Using the data below, gather each line that includes the word "title".

Data entries:
^^^^
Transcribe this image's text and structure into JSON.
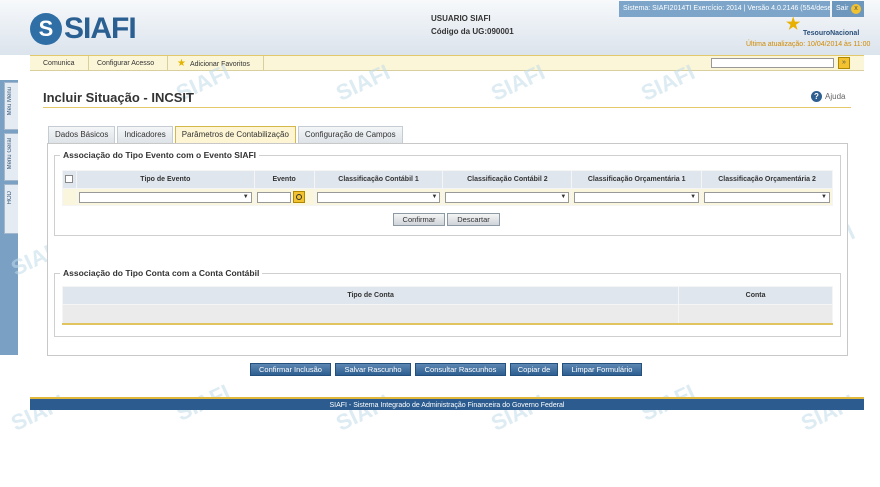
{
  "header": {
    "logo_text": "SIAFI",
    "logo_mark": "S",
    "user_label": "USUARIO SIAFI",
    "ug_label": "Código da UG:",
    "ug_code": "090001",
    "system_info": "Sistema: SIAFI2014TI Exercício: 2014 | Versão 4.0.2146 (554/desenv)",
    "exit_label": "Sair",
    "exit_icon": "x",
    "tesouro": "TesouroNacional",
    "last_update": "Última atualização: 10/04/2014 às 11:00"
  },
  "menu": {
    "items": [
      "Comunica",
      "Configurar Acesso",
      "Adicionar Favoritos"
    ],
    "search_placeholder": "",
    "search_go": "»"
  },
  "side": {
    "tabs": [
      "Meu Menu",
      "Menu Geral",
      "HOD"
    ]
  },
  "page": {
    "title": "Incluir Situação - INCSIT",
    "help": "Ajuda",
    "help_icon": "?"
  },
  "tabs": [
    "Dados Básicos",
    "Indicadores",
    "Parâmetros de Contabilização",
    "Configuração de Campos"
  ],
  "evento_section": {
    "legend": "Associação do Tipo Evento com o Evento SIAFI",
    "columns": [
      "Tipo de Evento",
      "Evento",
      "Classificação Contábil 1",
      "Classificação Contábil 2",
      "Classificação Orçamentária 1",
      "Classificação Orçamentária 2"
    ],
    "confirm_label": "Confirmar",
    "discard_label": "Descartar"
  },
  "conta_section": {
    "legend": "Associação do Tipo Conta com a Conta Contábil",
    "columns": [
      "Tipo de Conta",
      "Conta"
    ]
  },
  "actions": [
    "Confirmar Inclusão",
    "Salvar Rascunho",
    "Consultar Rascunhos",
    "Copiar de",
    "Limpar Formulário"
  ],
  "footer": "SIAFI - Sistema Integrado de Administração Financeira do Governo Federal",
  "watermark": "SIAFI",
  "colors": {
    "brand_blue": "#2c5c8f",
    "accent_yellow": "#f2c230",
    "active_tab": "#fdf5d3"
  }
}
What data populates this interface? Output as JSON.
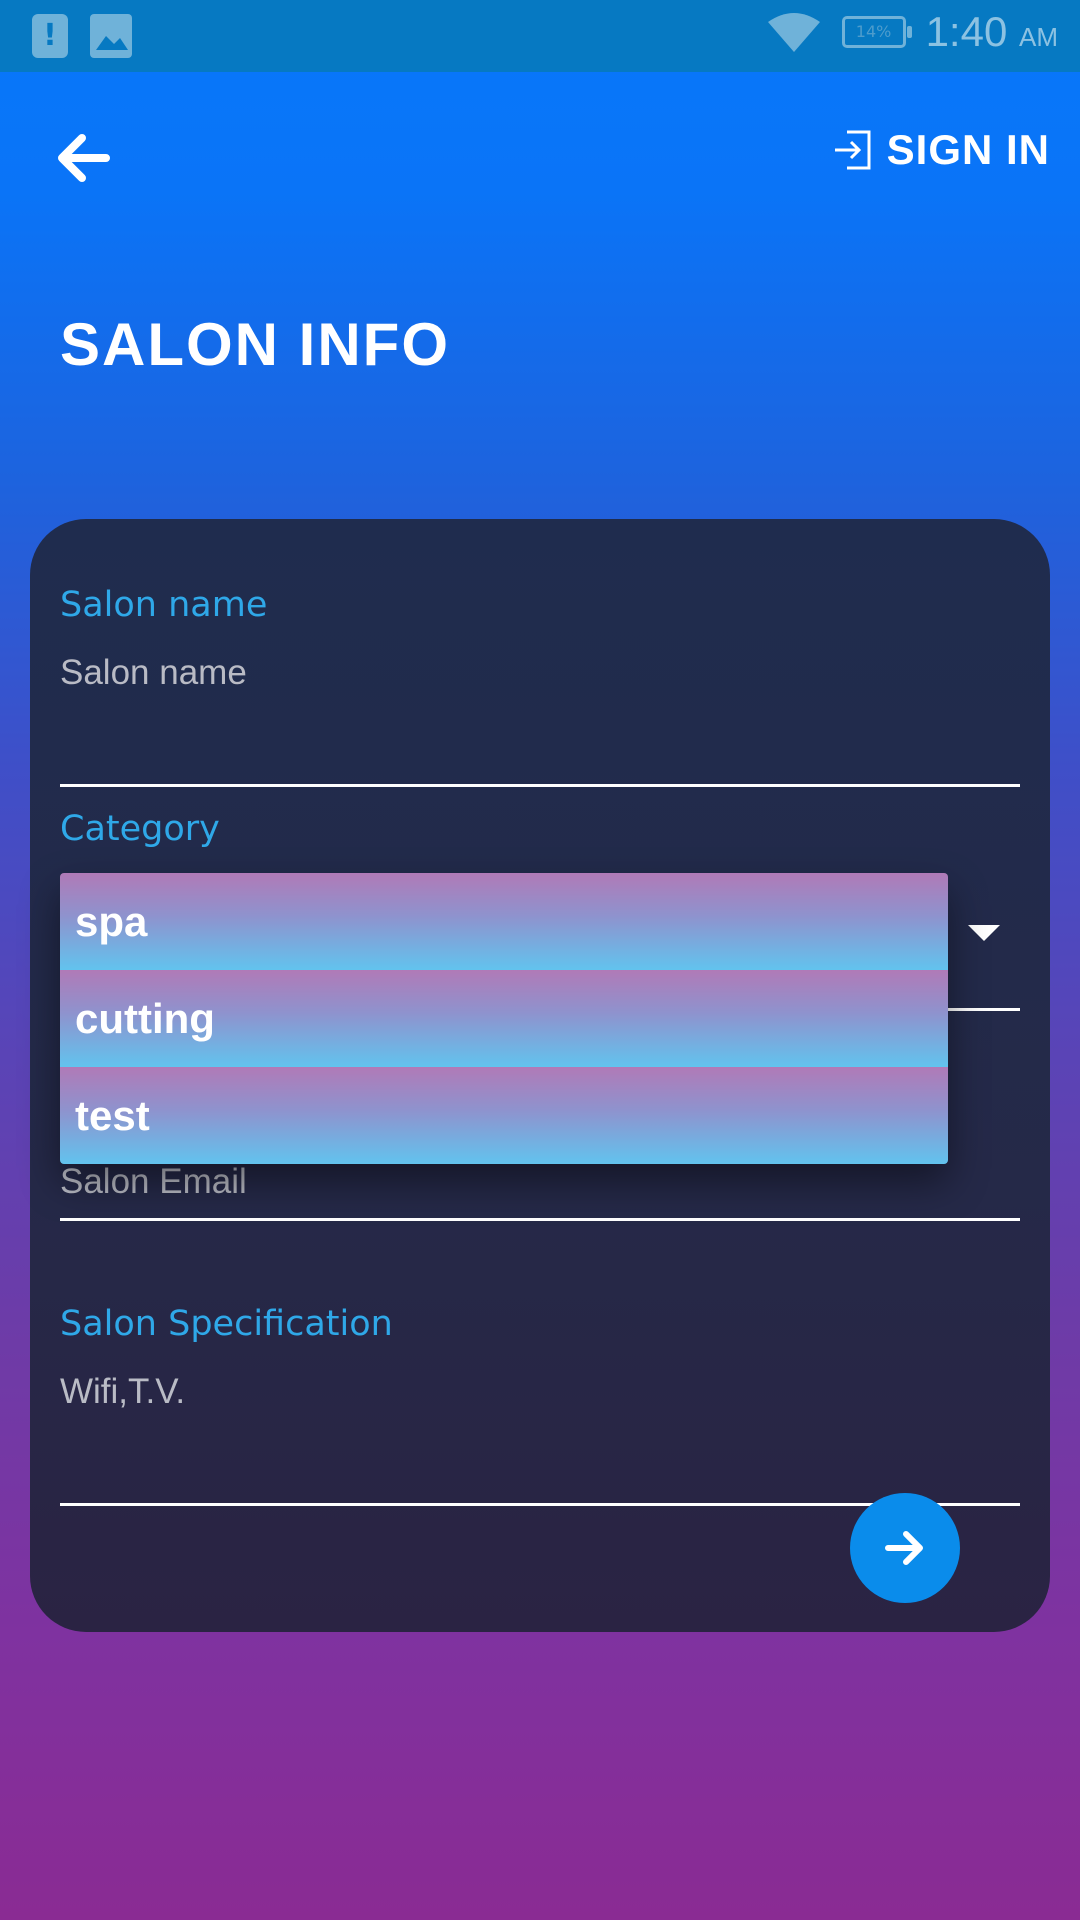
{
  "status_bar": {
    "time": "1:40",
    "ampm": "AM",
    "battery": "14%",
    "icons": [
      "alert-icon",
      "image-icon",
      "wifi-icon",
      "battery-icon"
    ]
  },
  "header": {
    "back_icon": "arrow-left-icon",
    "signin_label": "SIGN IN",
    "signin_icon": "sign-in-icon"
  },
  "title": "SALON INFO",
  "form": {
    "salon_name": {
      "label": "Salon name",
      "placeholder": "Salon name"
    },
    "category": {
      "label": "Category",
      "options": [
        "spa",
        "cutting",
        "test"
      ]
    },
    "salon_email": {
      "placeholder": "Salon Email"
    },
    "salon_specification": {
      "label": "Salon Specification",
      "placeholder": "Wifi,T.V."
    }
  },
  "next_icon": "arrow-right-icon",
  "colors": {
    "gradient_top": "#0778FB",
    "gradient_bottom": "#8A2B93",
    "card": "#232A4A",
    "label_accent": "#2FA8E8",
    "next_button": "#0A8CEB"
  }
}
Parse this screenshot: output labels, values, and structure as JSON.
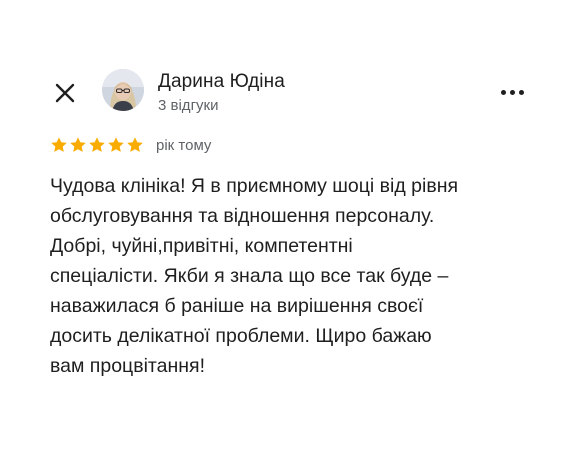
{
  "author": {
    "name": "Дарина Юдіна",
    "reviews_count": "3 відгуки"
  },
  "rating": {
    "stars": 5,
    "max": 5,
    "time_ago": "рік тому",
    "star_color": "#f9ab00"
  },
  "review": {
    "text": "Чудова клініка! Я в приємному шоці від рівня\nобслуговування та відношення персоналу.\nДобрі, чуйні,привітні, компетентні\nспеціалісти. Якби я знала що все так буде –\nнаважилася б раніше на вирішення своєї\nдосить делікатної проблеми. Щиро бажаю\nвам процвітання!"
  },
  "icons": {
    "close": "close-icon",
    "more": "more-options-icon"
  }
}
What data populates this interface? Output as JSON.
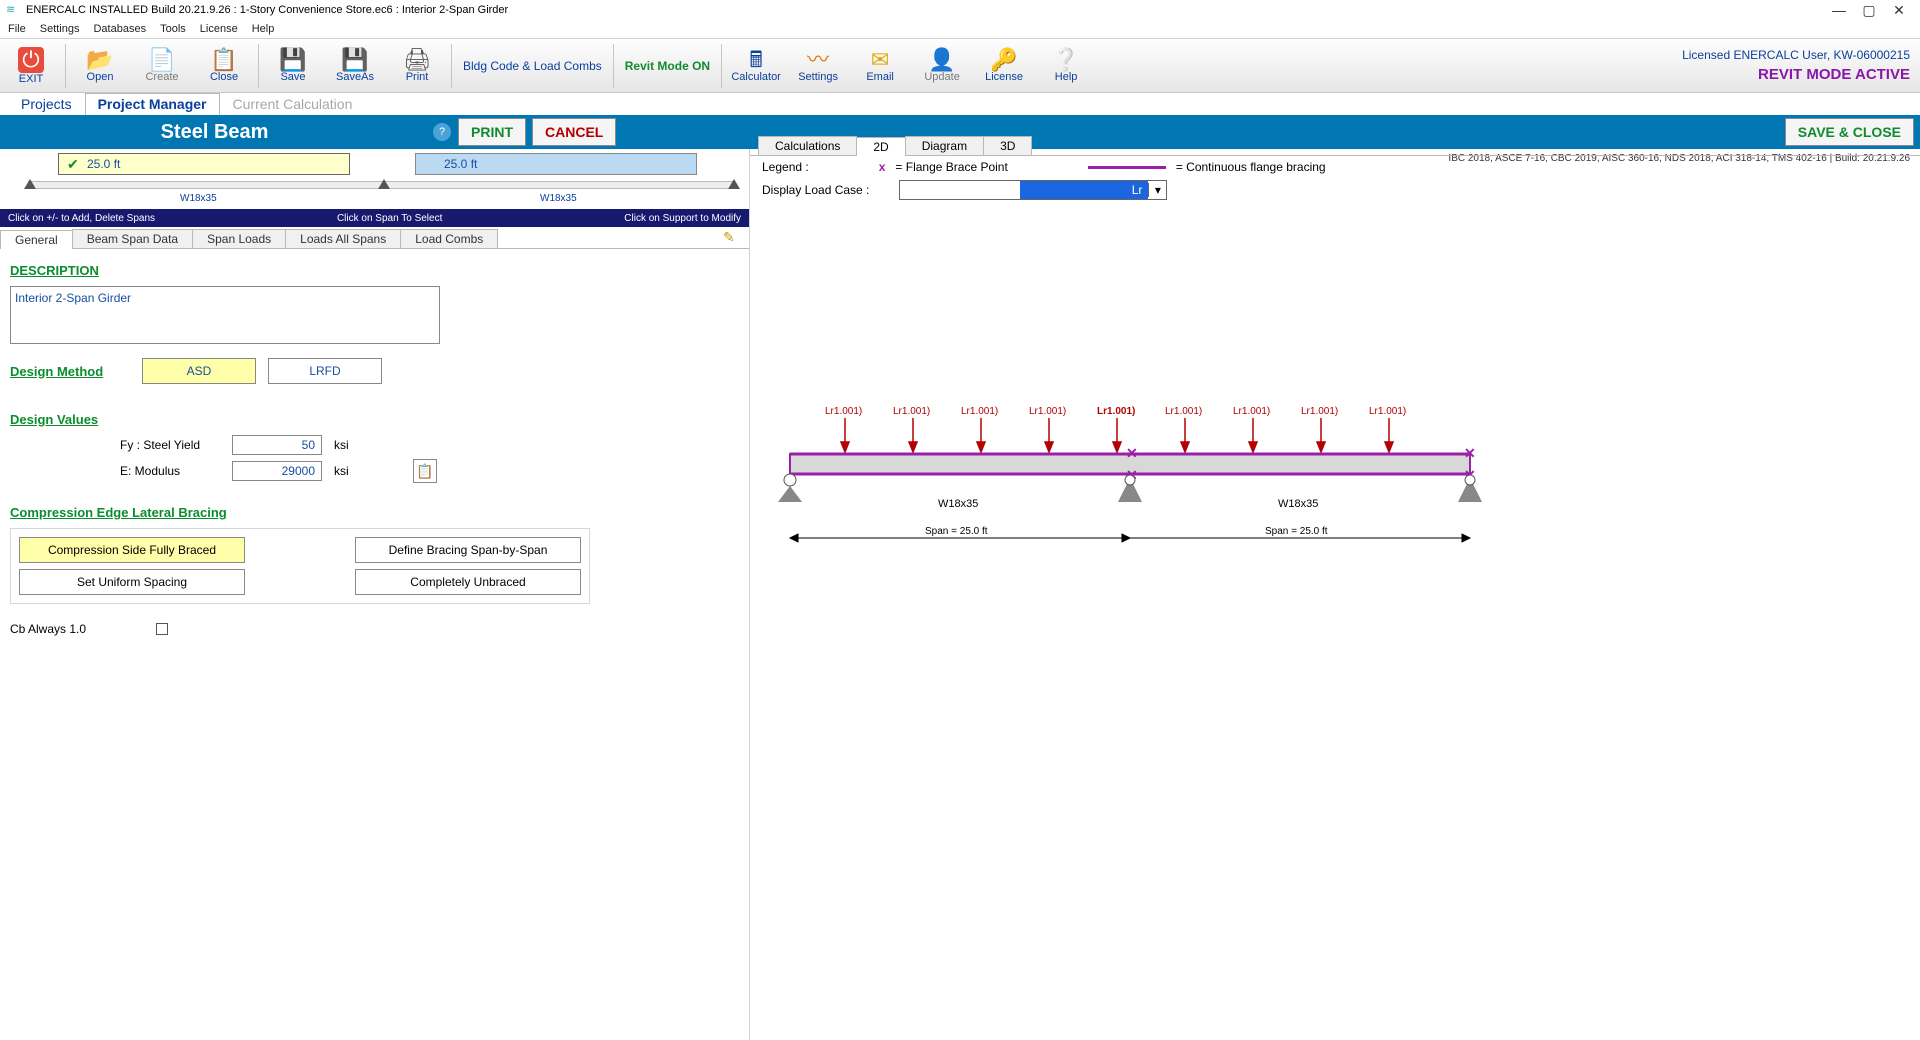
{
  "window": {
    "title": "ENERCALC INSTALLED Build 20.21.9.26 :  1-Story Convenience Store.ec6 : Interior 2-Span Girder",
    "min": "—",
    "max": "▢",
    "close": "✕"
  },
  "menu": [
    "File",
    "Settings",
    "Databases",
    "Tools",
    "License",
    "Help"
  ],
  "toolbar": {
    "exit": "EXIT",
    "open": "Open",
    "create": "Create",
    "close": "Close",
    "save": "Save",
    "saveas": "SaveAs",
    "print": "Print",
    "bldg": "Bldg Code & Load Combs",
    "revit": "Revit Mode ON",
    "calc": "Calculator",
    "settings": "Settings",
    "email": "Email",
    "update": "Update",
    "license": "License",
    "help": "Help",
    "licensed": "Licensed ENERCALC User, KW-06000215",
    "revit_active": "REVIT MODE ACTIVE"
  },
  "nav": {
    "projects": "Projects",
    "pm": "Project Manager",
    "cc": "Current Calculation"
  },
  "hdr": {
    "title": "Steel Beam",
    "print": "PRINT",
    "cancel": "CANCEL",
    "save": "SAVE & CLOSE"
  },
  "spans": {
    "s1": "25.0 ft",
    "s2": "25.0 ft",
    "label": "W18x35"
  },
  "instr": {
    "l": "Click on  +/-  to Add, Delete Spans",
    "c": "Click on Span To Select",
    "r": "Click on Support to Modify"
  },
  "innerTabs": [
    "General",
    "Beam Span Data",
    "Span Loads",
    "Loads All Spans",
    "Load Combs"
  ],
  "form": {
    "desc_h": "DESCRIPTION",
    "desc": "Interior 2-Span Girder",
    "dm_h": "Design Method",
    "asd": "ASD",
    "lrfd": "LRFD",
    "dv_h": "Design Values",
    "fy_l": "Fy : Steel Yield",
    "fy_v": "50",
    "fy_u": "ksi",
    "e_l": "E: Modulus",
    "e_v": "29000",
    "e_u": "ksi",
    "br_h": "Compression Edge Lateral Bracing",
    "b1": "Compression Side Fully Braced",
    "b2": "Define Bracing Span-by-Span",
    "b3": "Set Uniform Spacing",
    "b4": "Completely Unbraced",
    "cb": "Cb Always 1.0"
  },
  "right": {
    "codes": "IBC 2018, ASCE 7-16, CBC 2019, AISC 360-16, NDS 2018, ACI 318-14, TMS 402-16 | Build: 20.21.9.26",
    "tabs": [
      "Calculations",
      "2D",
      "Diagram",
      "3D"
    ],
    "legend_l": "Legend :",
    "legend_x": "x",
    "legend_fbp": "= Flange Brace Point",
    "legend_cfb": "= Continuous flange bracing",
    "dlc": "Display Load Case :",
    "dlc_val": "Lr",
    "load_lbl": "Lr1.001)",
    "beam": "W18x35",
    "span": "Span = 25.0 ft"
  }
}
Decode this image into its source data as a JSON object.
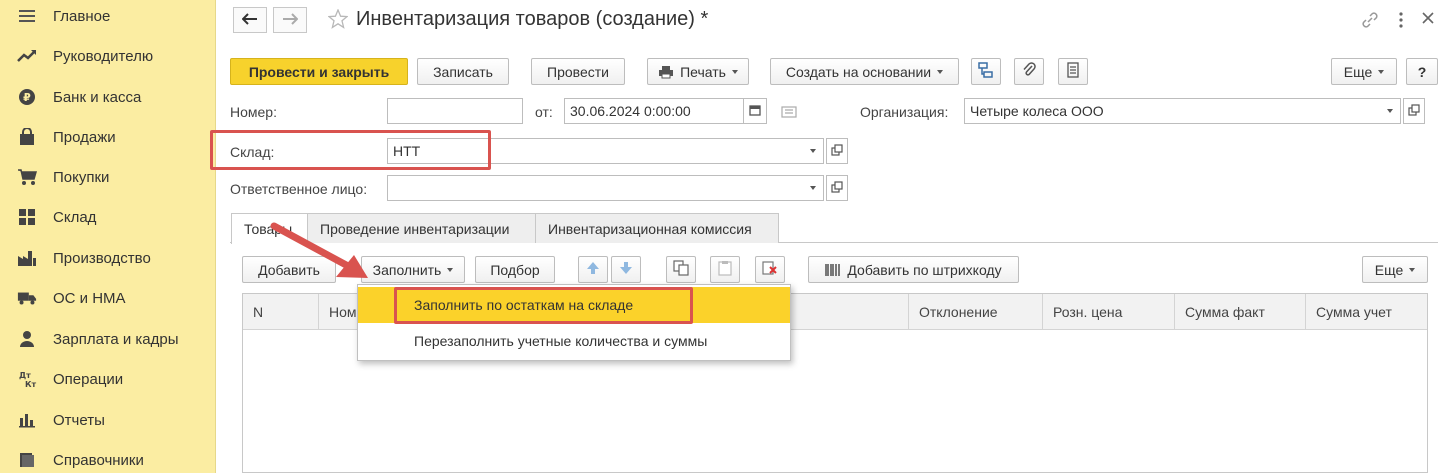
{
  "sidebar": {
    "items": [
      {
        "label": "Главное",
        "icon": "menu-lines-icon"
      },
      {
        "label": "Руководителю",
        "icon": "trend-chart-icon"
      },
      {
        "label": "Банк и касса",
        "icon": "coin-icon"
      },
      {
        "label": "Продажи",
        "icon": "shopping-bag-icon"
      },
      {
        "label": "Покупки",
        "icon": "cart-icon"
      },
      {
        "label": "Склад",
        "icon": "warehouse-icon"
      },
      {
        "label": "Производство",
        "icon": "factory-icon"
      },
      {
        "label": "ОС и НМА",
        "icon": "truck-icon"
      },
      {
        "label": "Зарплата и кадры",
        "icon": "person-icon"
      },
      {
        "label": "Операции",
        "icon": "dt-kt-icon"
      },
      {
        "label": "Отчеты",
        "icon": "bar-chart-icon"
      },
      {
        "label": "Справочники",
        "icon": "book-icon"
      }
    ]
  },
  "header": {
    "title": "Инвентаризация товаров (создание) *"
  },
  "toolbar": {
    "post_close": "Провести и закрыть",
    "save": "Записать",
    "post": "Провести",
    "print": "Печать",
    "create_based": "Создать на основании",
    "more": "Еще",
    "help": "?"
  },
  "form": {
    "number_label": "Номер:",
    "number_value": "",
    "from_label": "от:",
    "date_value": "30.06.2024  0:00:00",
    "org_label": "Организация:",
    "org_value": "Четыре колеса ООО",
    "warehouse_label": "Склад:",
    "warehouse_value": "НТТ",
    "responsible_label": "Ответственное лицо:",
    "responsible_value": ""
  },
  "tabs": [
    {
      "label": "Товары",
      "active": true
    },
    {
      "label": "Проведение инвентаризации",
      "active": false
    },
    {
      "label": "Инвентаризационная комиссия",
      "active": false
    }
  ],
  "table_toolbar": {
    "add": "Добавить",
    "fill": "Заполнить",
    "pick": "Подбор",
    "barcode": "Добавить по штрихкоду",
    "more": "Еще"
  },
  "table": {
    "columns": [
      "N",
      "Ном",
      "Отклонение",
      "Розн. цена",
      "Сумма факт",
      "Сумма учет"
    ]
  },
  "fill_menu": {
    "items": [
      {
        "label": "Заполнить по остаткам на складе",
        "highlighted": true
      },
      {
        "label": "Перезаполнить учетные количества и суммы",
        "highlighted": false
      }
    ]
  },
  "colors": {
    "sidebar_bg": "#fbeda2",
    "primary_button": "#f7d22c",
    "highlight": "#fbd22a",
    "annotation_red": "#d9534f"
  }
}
^^^^
* Output of the task *
    "title": "Incluir Situação - INCSIT",
  "title": "SALON INFO",
    "title": "ENERCALC INSTALLED Build 20.21.9.26 :  1-Story Convenience Store.ec6 : Interior 2-Span Girder",
    "title": "Steel Beam",
    "title": "Инвентаризация товаров (создание) *"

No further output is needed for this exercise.